▶ _Written request_
Transcribe the listing verbatim. Do not carry over any pictures.

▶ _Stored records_
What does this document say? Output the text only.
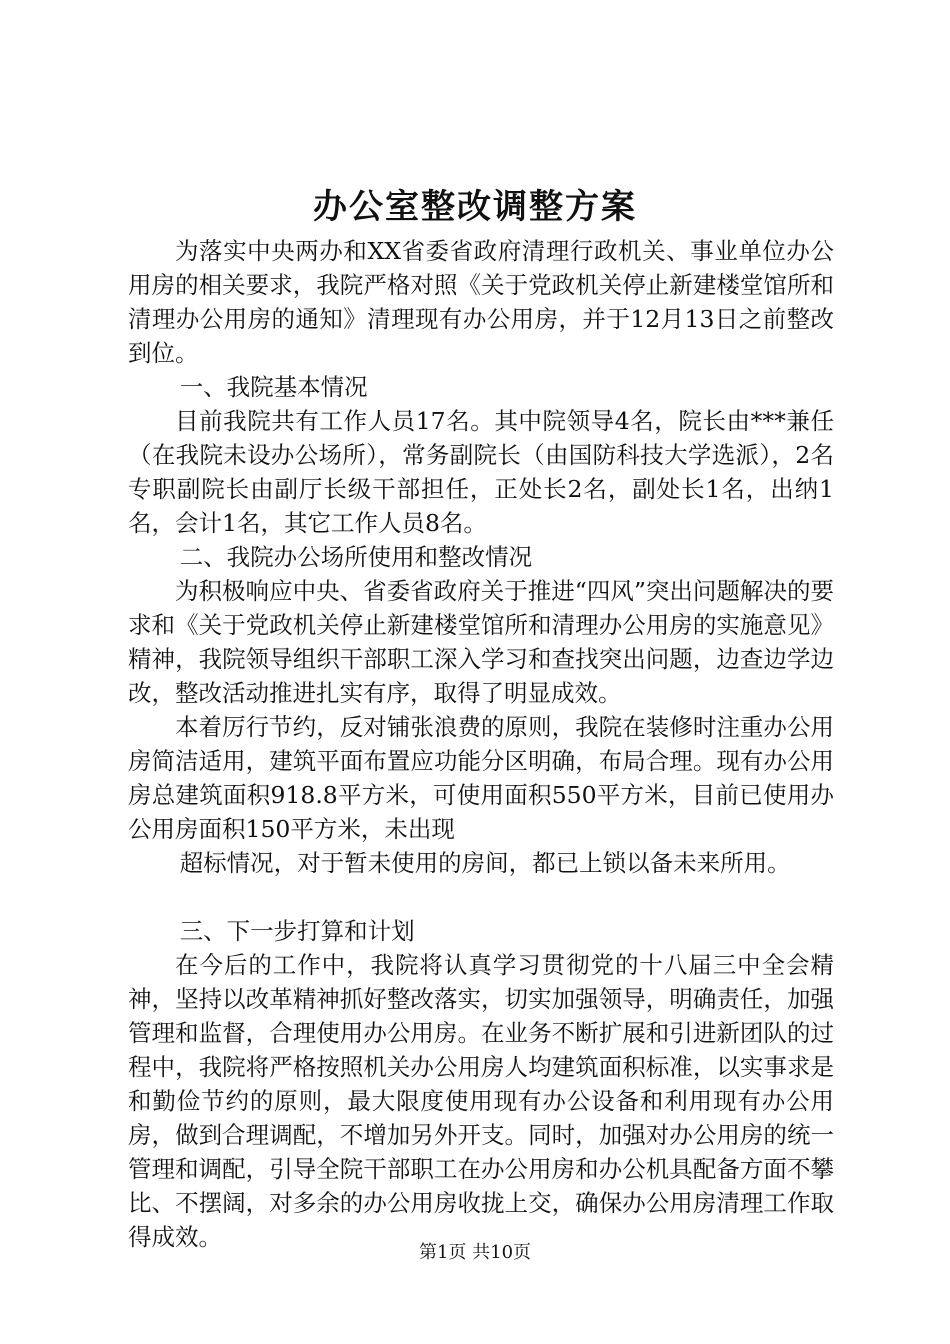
办公室整改调整方案

为落实中央两办和XX省委省政府清理行政机关、事业单位办公用房的相关要求，我院严格对照《关于党政机关停止新建楼堂馆所和清理办公用房的通知》清理现有办公用房，并于12月13日之前整改到位。

一、我院基本情况

目前我院共有工作人员17名。其中院领导4名，院长由***兼任（在我院未设办公场所），常务副院长（由国防科技大学选派），2名专职副院长由副厅长级干部担任，正处长2名，副处长1名，出纳1名，会计1名，其它工作人员8名。

二、我院办公场所使用和整改情况

为积极响应中央、省委省政府关于推进“四风”突出问题解决的要求和《关于党政机关停止新建楼堂馆所和清理办公用房的实施意见》精神，我院领导组织干部职工深入学习和查找突出问题，边查边学边改，整改活动推进扎实有序，取得了明显成效。

本着厉行节约，反对铺张浪费的原则，我院在装修时注重办公用房简洁适用，建筑平面布置应功能分区明确，布局合理。现有办公用房总建筑面积918.8平方米，可使用面积550平方米，目前已使用办公用房面积150平方米，未出现

超标情况，对于暂未使用的房间，都已上锁以备未来所用。

三、下一步打算和计划

在今后的工作中，我院将认真学习贯彻党的十八届三中全会精神，坚持以改革精神抓好整改落实，切实加强领导，明确责任，加强管理和监督，合理使用办公用房。在业务不断扩展和引进新团队的过程中，我院将严格按照机关办公用房人均建筑面积标准，以实事求是和勤俭节约的原则，最大限度使用现有办公设备和利用现有办公用房，做到合理调配，不增加另外开支。同时，加强对办公用房的统一管理和调配，引导全院干部职工在办公用房和办公机具配备方面不攀比、不摆阔，对多余的办公用房收拢上交，确保办公用房清理工作取得成效。

第1页 共10页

▶ _Reply_
What does this document say? Output the text only.
办公室整改调整方案

为落实中央两办和XX省委省政府清理行政机关、事业单位办公用房的相关要求，我院严格对照《关于党政机关停止新建楼堂馆所和清理办公用房的通知》清理现有办公用房，并于12月13日之前整改到位。

一、我院基本情况

目前我院共有工作人员17名。其中院领导4名，院长由***兼任（在我院未设办公场所），常务副院长（由国防科技大学选派），2名专职副院长由副厅长级干部担任，正处长2名，副处长1名，出纳1名，会计1名，其它工作人员8名。

二、我院办公场所使用和整改情况

为积极响应中央、省委省政府关于推进“四风”突出问题解决的要求和《关于党政机关停止新建楼堂馆所和清理办公用房的实施意见》精神，我院领导组织干部职工深入学习和查找突出问题，边查边学边改，整改活动推进扎实有序，取得了明显成效。

本着厉行节约，反对铺张浪费的原则，我院在装修时注重办公用房简洁适用，建筑平面布置应功能分区明确，布局合理。现有办公用房总建筑面积918.8平方米，可使用面积550平方米，目前已使用办公用房面积150平方米，未出现

超标情况，对于暂未使用的房间，都已上锁以备未来所用。

三、下一步打算和计划

在今后的工作中，我院将认真学习贯彻党的十八届三中全会精神，坚持以改革精神抓好整改落实，切实加强领导，明确责任，加强管理和监督，合理使用办公用房。在业务不断扩展和引进新团队的过程中，我院将严格按照机关办公用房人均建筑面积标准，以实事求是和勤俭节约的原则，最大限度使用现有办公设备和利用现有办公用房，做到合理调配，不增加另外开支。同时，加强对办公用房的统一管理和调配，引导全院干部职工在办公用房和办公机具配备方面不攀比、不摆阔，对多余的办公用房收拢上交，确保办公用房清理工作取得成效。

第1页 共10页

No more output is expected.